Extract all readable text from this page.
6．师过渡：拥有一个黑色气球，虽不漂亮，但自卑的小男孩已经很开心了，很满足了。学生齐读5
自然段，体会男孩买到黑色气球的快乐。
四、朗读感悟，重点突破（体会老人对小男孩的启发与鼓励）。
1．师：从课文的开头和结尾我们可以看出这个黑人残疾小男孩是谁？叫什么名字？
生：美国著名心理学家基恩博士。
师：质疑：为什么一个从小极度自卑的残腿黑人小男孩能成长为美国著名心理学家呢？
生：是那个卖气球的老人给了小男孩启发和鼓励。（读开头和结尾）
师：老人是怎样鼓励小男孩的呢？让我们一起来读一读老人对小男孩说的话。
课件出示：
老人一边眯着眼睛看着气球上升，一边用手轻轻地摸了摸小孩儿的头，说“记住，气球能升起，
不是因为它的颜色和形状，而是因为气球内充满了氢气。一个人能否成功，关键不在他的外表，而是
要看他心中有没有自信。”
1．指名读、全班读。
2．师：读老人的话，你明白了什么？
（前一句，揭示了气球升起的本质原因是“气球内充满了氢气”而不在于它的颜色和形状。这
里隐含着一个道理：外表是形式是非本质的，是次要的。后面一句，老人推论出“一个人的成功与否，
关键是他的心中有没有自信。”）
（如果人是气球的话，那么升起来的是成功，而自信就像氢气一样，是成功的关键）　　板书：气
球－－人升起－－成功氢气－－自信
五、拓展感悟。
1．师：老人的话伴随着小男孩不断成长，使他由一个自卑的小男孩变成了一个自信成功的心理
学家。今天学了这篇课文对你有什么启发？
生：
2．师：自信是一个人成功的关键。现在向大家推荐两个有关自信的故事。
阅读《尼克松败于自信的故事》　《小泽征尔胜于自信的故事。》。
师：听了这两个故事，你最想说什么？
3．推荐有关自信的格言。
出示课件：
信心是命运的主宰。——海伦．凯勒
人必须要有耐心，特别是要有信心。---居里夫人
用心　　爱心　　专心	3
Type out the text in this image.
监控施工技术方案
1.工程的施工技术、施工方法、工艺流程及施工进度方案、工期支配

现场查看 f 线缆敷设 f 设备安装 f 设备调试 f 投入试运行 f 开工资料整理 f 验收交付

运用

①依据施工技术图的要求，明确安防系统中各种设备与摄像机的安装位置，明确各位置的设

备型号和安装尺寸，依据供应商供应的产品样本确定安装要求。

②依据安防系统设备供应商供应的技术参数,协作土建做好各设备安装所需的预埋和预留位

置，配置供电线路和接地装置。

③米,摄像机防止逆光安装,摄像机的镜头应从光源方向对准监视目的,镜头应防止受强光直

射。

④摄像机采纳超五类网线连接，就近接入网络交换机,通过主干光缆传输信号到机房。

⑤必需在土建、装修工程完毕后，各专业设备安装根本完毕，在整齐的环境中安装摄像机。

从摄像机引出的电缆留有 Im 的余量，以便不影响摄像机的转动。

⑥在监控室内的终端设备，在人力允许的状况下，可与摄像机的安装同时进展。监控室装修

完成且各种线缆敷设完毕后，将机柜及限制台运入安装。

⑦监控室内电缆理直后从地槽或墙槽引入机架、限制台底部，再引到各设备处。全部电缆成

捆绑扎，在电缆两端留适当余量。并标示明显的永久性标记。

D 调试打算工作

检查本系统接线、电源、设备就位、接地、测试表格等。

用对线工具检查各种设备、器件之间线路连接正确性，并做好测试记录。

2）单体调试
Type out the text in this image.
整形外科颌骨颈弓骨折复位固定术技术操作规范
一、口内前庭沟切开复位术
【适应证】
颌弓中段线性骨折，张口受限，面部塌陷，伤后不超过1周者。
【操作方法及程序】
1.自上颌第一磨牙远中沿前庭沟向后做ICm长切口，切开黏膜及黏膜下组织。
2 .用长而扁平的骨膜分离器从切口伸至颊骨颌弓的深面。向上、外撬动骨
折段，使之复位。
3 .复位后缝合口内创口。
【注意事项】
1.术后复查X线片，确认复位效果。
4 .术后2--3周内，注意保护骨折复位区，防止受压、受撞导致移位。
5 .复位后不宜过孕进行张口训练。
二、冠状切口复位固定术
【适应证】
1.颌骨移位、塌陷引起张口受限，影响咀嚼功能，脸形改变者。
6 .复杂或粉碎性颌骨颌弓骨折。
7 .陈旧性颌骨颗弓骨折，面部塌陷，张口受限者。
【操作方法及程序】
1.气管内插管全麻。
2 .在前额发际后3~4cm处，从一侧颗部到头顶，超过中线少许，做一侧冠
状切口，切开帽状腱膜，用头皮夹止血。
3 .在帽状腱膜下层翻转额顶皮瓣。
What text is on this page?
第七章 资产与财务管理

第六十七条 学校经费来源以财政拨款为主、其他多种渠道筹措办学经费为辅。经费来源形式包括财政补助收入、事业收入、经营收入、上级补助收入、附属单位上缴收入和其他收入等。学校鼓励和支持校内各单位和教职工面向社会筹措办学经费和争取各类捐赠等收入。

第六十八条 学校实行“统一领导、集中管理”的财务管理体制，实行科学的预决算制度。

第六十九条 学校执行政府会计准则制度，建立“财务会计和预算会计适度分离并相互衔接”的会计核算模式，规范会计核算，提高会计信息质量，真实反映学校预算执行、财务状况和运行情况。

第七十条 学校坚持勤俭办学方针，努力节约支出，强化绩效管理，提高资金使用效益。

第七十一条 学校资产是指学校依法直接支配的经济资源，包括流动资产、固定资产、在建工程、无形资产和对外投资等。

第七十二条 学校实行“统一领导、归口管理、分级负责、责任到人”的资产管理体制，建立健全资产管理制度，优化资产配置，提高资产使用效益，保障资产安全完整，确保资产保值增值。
──────────
**Your instructions**
Every entry should be output exactly as written, please.

**The response**
Extract all readable text from this page.
6．师过渡：拥有一个黑色气球，虽不漂亮，但自卑的小男孩已经很开心了，很满足了。学生齐读5
自然段，体会男孩买到黑色气球的快乐。
四、朗读感悟，重点突破（体会老人对小男孩的启发与鼓励）。
1．师：从课文的开头和结尾我们可以看出这个黑人残疾小男孩是谁？叫什么名字？
生：美国著名心理学家基恩博士。
师：质疑：为什么一个从小极度自卑的残腿黑人小男孩能成长为美国著名心理学家呢？
生：是那个卖气球的老人给了小男孩启发和鼓励。（读开头和结尾）
师：老人是怎样鼓励小男孩的呢？让我们一起来读一读老人对小男孩说的话。
课件出示：
老人一边眯着眼睛看着气球上升，一边用手轻轻地摸了摸小孩儿的头，说“记住，气球能升起，
不是因为它的颜色和形状，而是因为气球内充满了氢气。一个人能否成功，关键不在他的外表，而是
要看他心中有没有自信。”
1．指名读、全班读。
2．师：读老人的话，你明白了什么？
（前一句，揭示了气球升起的本质原因是“气球内充满了氢气”而不在于它的颜色和形状。这
里隐含着一个道理：外表是形式是非本质的，是次要的。后面一句，老人推论出“一个人的成功与否，
关键是他的心中有没有自信。”）
（如果人是气球的话，那么升起来的是成功，而自信就像氢气一样，是成功的关键）　　板书：气
球－－人升起－－成功氢气－－自信
五、拓展感悟。
1．师：老人的话伴随着小男孩不断成长，使他由一个自卑的小男孩变成了一个自信成功的心理
学家。今天学了这篇课文对你有什么启发？
生：
2．师：自信是一个人成功的关键。现在向大家推荐两个有关自信的故事。
阅读《尼克松败于自信的故事》　《小泽征尔胜于自信的故事。》。
师：听了这两个故事，你最想说什么？
3．推荐有关自信的格言。
出示课件：
信心是命运的主宰。——海伦．凯勒
人必须要有耐心，特别是要有信心。---居里夫人
用心　　爱心　　专心	3
Type out the text in this image.
监控施工技术方案
1.工程的施工技术、施工方法、工艺流程及施工进度方案、工期支配

现场查看 f 线缆敷设 f 设备安装 f 设备调试 f 投入试运行 f 开工资料整理 f 验收交付

运用

①依据施工技术图的要求，明确安防系统中各种设备与摄像机的安装位置，明确各位置的设

备型号和安装尺寸，依据供应商供应的产品样本确定安装要求。

②依据安防系统设备供应商供应的技术参数,协作土建做好各设备安装所需的预埋和预留位

置，配置供电线路和接地装置。

③米,摄像机防止逆光安装,摄像机的镜头应从光源方向对准监视目的,镜头应防止受强光直

射。

④摄像机采纳超五类网线连接，就近接入网络交换机,通过主干光缆传输信号到机房。

⑤必需在土建、装修工程完毕后，各专业设备安装根本完毕，在整齐的环境中安装摄像机。

从摄像机引出的电缆留有 Im 的余量，以便不影响摄像机的转动。

⑥在监控室内的终端设备，在人力允许的状况下，可与摄像机的安装同时进展。监控室装修

完成且各种线缆敷设完毕后，将机柜及限制台运入安装。

⑦监控室内电缆理直后从地槽或墙槽引入机架、限制台底部，再引到各设备处。全部电缆成

捆绑扎，在电缆两端留适当余量。并标示明显的永久性标记。

D 调试打算工作

检查本系统接线、电源、设备就位、接地、测试表格等。

用对线工具检查各种设备、器件之间线路连接正确性，并做好测试记录。

2）单体调试
Type out the text in this image.
整形外科颌骨颈弓骨折复位固定术技术操作规范
一、口内前庭沟切开复位术
【适应证】
颌弓中段线性骨折，张口受限，面部塌陷，伤后不超过1周者。
【操作方法及程序】
1.自上颌第一磨牙远中沿前庭沟向后做ICm长切口，切开黏膜及黏膜下组织。
2 .用长而扁平的骨膜分离器从切口伸至颊骨颌弓的深面。向上、外撬动骨
折段，使之复位。
3 .复位后缝合口内创口。
【注意事项】
1.术后复查X线片，确认复位效果。
4 .术后2--3周内，注意保护骨折复位区，防止受压、受撞导致移位。
5 .复位后不宜过孕进行张口训练。
二、冠状切口复位固定术
【适应证】
1.颌骨移位、塌陷引起张口受限，影响咀嚼功能，脸形改变者。
6 .复杂或粉碎性颌骨颌弓骨折。
7 .陈旧性颌骨颗弓骨折，面部塌陷，张口受限者。
【操作方法及程序】
1.气管内插管全麻。
2 .在前额发际后3~4cm处，从一侧颗部到头顶，超过中线少许，做一侧冠
状切口，切开帽状腱膜，用头皮夹止血。
3 .在帽状腱膜下层翻转额顶皮瓣。
What text is on this page?
第七章 资产与财务管理

第六十七条 学校经费来源以财政拨款为主、其他多种渠道筹措办学经费为辅。经费来源形式包括财政补助收入、事业收入、经营收入、上级补助收入、附属单位上缴收入和其他收入等。学校鼓励和支持校内各单位和教职工面向社会筹措办学经费和争取各类捐赠等收入。

第六十八条 学校实行“统一领导、集中管理”的财务管理体制，实行科学的预决算制度。

第六十九条 学校执行政府会计准则制度，建立“财务会计和预算会计适度分离并相互衔接”的会计核算模式，规范会计核算，提高会计信息质量，真实反映学校预算执行、财务状况和运行情况。

第七十条 学校坚持勤俭办学方针，努力节约支出，强化绩效管理，提高资金使用效益。

第七十一条 学校资产是指学校依法直接支配的经济资源，包括流动资产、固定资产、在建工程、无形资产和对外投资等。

第七十二条 学校实行“统一领导、归口管理、分级负责、责任到人”的资产管理体制，建立健全资产管理制度，优化资产配置，提高资产使用效益，保障资产安全完整，确保资产保值增值。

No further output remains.